## [Data excerpts]
####################
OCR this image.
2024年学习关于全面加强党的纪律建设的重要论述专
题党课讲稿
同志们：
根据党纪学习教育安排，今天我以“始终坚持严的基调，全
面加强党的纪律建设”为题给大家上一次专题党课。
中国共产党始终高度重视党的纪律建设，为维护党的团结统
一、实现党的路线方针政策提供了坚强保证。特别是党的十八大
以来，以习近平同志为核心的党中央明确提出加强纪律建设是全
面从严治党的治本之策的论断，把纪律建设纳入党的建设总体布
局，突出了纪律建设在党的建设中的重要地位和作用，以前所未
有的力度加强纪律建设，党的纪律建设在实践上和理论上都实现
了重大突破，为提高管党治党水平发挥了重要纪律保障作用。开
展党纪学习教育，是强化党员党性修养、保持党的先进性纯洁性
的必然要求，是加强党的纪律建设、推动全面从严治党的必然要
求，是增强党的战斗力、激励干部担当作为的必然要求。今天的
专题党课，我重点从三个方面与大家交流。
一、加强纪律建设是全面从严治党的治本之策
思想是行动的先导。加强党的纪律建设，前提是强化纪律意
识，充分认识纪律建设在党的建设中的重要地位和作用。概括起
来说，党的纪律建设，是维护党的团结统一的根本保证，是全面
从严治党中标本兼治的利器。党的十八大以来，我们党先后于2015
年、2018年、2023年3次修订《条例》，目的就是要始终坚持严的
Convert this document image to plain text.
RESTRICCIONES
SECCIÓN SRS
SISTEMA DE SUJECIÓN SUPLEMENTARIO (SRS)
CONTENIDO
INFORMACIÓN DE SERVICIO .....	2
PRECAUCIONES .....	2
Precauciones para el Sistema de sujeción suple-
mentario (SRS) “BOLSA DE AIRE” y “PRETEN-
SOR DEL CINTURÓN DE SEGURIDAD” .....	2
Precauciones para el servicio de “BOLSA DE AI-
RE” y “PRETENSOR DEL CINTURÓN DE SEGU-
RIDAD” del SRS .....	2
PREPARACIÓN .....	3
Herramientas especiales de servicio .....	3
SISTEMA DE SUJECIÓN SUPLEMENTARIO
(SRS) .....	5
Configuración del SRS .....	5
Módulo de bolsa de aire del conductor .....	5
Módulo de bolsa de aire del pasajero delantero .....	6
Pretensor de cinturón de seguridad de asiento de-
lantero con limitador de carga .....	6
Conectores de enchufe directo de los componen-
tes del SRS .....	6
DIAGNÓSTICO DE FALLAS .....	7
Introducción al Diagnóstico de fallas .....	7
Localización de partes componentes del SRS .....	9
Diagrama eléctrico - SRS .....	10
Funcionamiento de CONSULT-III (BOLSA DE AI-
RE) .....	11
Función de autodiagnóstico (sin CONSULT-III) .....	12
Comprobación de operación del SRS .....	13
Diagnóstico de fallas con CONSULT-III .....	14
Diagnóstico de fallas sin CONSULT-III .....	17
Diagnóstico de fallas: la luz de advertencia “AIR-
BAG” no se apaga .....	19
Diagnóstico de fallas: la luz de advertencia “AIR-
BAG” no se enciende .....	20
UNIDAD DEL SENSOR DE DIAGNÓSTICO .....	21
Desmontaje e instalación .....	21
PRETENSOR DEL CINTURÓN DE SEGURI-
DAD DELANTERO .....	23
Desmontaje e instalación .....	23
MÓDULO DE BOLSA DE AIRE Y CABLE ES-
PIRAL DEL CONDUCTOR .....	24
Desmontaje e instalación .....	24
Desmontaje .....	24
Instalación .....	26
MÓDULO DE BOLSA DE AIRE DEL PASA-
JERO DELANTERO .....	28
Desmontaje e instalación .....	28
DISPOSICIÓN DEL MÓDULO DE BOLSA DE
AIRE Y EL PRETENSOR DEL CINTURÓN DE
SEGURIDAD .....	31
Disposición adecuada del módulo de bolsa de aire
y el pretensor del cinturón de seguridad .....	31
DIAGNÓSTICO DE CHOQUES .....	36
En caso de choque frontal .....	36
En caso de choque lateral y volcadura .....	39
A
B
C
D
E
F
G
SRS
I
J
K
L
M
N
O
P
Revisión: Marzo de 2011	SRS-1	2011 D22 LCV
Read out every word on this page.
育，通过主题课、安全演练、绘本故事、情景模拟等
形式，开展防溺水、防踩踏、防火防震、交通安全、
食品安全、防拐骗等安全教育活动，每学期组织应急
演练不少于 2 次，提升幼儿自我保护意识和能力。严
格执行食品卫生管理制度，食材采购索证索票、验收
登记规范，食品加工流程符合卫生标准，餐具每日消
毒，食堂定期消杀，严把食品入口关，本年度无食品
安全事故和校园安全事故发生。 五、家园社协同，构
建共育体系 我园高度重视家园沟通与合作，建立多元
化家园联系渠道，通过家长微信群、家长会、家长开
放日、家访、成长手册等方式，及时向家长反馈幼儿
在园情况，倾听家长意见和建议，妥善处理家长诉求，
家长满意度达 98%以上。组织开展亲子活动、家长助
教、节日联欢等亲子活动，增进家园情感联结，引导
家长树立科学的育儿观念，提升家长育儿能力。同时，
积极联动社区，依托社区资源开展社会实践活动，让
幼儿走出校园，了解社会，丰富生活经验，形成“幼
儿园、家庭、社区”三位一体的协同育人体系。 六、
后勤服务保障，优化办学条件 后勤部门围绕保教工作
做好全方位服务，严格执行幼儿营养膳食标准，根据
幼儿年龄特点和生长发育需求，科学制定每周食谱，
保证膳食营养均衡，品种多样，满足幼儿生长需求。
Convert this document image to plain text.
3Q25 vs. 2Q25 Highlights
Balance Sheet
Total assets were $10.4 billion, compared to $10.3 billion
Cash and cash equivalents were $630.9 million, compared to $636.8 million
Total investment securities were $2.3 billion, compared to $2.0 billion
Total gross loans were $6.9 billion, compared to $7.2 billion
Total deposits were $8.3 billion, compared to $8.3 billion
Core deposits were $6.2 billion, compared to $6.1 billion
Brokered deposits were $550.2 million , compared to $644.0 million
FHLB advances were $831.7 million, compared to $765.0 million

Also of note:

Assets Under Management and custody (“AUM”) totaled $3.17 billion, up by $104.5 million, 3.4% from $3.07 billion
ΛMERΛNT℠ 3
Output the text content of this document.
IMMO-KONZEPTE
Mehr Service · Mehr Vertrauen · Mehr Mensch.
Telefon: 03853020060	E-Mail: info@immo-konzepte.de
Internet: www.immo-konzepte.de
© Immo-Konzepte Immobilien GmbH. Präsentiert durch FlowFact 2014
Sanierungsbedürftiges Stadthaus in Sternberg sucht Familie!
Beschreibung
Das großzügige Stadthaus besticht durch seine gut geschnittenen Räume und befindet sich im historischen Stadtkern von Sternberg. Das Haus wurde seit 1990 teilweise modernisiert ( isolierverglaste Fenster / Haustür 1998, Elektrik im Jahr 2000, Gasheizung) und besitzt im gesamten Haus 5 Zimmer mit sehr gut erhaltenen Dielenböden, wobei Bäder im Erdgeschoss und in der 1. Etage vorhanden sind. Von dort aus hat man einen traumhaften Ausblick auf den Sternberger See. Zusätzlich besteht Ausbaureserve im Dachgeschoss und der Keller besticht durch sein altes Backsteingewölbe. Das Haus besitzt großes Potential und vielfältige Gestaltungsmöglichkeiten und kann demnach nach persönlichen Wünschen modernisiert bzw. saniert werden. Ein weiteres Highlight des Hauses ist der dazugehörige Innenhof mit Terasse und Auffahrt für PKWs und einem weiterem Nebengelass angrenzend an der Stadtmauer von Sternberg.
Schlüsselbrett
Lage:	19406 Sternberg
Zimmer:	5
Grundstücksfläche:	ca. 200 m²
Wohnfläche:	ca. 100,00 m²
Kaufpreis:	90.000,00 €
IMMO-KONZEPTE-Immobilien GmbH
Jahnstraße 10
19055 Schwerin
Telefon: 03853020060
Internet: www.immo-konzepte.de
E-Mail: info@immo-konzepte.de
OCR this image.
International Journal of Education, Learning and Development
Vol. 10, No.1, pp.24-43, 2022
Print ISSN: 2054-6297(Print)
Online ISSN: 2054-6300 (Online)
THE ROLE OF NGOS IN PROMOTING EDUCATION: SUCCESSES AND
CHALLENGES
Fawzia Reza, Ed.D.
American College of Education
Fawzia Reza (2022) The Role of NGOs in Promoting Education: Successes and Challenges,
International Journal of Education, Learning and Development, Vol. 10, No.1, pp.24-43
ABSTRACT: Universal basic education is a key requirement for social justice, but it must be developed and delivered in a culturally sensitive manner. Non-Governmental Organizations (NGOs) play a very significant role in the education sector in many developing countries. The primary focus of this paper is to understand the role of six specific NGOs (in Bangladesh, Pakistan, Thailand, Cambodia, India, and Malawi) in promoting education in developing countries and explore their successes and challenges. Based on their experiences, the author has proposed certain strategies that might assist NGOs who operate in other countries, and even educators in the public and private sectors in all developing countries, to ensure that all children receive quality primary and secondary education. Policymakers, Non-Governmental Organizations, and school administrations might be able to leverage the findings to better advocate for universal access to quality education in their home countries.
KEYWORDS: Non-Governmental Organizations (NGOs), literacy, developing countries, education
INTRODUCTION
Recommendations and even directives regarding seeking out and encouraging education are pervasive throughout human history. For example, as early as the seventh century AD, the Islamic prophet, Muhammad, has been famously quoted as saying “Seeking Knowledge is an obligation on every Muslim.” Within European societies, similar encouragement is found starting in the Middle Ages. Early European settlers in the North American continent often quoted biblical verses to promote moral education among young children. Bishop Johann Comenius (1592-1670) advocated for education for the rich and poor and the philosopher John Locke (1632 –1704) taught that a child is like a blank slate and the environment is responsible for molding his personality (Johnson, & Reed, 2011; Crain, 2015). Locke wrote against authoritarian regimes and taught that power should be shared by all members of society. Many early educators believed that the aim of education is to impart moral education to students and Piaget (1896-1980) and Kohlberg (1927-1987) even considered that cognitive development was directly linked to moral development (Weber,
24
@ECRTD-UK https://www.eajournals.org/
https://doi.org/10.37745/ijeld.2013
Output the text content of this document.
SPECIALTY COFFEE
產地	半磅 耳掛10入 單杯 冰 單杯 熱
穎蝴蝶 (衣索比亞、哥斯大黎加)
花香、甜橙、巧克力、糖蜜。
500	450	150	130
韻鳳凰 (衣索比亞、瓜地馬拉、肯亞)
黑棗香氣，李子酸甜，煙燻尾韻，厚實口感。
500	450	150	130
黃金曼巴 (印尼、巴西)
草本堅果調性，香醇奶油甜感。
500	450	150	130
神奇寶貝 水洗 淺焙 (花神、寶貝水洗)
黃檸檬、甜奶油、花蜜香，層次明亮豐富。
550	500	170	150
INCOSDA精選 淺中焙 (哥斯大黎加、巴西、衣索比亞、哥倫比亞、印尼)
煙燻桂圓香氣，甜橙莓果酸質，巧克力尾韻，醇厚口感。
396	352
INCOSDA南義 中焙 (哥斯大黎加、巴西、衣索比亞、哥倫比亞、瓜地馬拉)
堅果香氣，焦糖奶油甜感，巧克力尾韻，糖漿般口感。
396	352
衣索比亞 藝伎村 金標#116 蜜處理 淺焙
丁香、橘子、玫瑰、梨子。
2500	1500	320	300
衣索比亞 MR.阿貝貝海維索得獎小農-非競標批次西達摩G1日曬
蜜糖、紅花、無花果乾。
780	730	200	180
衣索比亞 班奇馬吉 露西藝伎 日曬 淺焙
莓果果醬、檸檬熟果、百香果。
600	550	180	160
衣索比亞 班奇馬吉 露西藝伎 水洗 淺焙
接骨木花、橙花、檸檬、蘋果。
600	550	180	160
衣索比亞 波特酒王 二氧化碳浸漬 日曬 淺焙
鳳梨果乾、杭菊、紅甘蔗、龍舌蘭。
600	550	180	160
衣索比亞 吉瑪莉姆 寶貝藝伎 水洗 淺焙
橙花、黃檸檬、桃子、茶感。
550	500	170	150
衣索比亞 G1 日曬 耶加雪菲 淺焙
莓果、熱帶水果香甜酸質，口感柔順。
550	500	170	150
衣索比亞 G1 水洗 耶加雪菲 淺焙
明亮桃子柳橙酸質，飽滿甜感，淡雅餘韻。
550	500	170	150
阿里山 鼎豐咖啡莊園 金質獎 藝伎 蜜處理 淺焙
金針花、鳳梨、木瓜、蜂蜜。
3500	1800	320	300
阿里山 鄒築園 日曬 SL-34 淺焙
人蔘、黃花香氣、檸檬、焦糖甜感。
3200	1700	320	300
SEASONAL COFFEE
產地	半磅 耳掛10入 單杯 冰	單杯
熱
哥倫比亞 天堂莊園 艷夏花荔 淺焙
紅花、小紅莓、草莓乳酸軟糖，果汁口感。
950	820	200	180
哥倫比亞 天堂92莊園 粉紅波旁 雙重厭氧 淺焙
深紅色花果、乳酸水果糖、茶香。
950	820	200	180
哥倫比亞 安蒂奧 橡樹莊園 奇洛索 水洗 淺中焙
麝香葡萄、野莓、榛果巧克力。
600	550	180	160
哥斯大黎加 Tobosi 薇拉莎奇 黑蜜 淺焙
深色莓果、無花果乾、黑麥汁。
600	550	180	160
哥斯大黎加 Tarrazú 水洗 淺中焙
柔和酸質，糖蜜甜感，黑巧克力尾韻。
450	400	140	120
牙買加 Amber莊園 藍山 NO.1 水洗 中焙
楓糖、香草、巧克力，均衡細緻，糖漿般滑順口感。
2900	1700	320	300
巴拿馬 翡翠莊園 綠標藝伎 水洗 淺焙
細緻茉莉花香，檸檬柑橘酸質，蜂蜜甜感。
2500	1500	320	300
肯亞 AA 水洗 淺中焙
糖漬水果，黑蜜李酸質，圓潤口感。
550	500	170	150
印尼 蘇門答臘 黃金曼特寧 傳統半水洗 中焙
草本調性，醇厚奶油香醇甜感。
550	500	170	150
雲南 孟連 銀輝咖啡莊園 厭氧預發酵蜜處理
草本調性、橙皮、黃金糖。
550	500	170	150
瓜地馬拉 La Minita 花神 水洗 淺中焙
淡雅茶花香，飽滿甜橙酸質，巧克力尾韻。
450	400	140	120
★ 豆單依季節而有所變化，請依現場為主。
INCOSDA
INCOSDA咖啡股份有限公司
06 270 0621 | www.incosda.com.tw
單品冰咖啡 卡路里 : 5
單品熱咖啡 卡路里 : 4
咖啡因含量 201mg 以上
####################
## [Exercise]
Set out every line from the material that contains the string "CONSULT".

## [Solution to this exercise]
Funcionamiento de CONSULT-III (BOLSA DE AI-
Función de autodiagnóstico (sin CONSULT-III) .....	12
Diagnóstico de fallas con CONSULT-III .....	14
Diagnóstico de fallas sin CONSULT-III .....	17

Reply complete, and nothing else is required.